Set problem: Copy out every record below, word for word.

Supplied entries:
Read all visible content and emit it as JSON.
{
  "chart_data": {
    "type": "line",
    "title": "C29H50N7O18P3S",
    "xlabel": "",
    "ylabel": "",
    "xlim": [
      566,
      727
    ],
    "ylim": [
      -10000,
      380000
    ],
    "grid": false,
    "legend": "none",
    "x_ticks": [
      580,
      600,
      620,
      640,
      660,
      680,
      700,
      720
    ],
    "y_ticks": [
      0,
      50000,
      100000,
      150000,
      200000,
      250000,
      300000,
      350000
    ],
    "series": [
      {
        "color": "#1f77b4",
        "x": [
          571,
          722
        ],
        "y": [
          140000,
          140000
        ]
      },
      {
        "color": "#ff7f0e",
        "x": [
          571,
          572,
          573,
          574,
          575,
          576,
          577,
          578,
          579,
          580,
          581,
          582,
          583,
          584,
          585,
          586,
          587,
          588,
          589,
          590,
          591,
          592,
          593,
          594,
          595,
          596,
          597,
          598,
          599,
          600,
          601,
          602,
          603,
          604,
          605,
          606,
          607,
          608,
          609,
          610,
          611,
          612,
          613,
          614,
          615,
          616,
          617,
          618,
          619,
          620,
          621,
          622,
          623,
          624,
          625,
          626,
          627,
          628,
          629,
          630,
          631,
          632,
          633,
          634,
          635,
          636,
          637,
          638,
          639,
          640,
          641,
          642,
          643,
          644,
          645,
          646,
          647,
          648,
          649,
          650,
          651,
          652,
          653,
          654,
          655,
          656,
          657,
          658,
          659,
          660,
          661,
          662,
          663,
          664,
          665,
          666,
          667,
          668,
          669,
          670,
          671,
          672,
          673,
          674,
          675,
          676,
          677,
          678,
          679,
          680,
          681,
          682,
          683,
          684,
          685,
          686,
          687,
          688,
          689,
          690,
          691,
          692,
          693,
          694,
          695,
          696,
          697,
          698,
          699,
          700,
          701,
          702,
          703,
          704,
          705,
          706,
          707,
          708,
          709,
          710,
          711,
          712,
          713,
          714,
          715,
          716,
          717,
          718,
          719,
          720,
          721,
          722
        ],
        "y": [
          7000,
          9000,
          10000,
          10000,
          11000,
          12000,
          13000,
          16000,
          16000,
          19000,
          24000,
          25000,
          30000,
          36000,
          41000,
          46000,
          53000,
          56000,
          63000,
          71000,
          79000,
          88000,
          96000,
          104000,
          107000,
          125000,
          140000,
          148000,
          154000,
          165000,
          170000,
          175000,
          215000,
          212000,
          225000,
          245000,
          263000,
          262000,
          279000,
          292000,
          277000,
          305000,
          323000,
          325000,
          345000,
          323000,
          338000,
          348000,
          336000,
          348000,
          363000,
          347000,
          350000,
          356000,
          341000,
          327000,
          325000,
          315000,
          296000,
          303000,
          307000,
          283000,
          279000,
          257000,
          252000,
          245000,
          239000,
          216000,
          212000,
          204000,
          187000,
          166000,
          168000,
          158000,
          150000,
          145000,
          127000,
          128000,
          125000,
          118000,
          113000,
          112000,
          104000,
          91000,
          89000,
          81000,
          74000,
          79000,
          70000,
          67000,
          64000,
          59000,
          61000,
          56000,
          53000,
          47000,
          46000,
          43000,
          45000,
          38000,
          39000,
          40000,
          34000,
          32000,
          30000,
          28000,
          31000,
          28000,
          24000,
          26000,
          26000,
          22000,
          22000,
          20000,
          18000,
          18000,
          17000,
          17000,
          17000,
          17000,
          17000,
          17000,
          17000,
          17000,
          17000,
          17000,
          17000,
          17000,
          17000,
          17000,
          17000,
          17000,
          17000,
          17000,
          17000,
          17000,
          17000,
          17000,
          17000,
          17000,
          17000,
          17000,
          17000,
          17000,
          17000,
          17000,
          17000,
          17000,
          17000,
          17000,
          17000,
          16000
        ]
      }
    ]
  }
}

Reply to the task:
Read all visible content and emit it as JSON.
{
  "chart_data": {
    "type": "line",
    "title": "C29H50N7O18P3S",
    "xlabel": "",
    "ylabel": "",
    "xlim": [
      566,
      727
    ],
    "ylim": [
      -10000,
      380000
    ],
    "grid": false,
    "legend": "none",
    "x_ticks": [
      580,
      600,
      620,
      640,
      660,
      680,
      700,
      720
    ],
    "y_ticks": [
      0,
      50000,
      100000,
      150000,
      200000,
      250000,
      300000,
      350000
    ],
    "series": [
      {
        "color": "#1f77b4",
        "x": [
          571,
          722
        ],
        "y": [
          140000,
          140000
        ]
      },
      {
        "color": "#ff7f0e",
        "x": [
          571,
          572,
          573,
          574,
          575,
          576,
          577,
          578,
          579,
          580,
          581,
          582,
          583,
          584,
          585,
          586,
          587,
          588,
          589,
          590,
          591,
          592,
          593,
          594,
          595,
          596,
          597,
          598,
          599,
          600,
          601,
          602,
          603,
          604,
          605,
          606,
          607,
          608,
          609,
          610,
          611,
          612,
          613,
          614,
          615,
          616,
          617,
          618,
          619,
          620,
          621,
          622,
          623,
          624,
          625,
          626,
          627,
          628,
          629,
          630,
          631,
          632,
          633,
          634,
          635,
          636,
          637,
          638,
          639,
          640,
          641,
          642,
          643,
          644,
          645,
          646,
          647,
          648,
          649,
          650,
          651,
          652,
          653,
          654,
          655,
          656,
          657,
          658,
          659,
          660,
          661,
          662,
          663,
          664,
          665,
          666,
          667,
          668,
          669,
          670,
          671,
          672,
          673,
          674,
          675,
          676,
          677,
          678,
          679,
          680,
          681,
          682,
          683,
          684,
          685,
          686,
          687,
          688,
          689,
          690,
          691,
          692,
          693,
          694,
          695,
          696,
          697,
          698,
          699,
          700,
          701,
          702,
          703,
          704,
          705,
          706,
          707,
          708,
          709,
          710,
          711,
          712,
          713,
          714,
          715,
          716,
          717,
          718,
          719,
          720,
          721,
          722
        ],
        "y": [
          7000,
          9000,
          10000,
          10000,
          11000,
          12000,
          13000,
          16000,
          16000,
          19000,
          24000,
          25000,
          30000,
          36000,
          41000,
          46000,
          53000,
          56000,
          63000,
          71000,
          79000,
          88000,
          96000,
          104000,
          107000,
          125000,
          140000,
          148000,
          154000,
          165000,
          170000,
          175000,
          215000,
          212000,
          225000,
          245000,
          263000,
          262000,
          279000,
          292000,
          277000,
          305000,
          323000,
          325000,
          345000,
          323000,
          338000,
          348000,
          336000,
          348000,
          363000,
          347000,
          350000,
          356000,
          341000,
          327000,
          325000,
          315000,
          296000,
          303000,
          307000,
          283000,
          279000,
          257000,
          252000,
          245000,
          239000,
          216000,
          212000,
          204000,
          187000,
          166000,
          168000,
          158000,
          150000,
          145000,
          127000,
          128000,
          125000,
          118000,
          113000,
          112000,
          104000,
          91000,
          89000,
          81000,
          74000,
          79000,
          70000,
          67000,
          64000,
          59000,
          61000,
          56000,
          53000,
          47000,
          46000,
          43000,
          45000,
          38000,
          39000,
          40000,
          34000,
          32000,
          30000,
          28000,
          31000,
          28000,
          24000,
          26000,
          26000,
          22000,
          22000,
          20000,
          18000,
          18000,
          17000,
          17000,
          17000,
          17000,
          17000,
          17000,
          17000,
          17000,
          17000,
          17000,
          17000,
          17000,
          17000,
          17000,
          17000,
          17000,
          17000,
          17000,
          17000,
          17000,
          17000,
          17000,
          17000,
          17000,
          17000,
          17000,
          17000,
          17000,
          17000,
          17000,
          17000,
          17000,
          17000,
          17000,
          17000,
          16000
        ]
      }
    ]
  }
}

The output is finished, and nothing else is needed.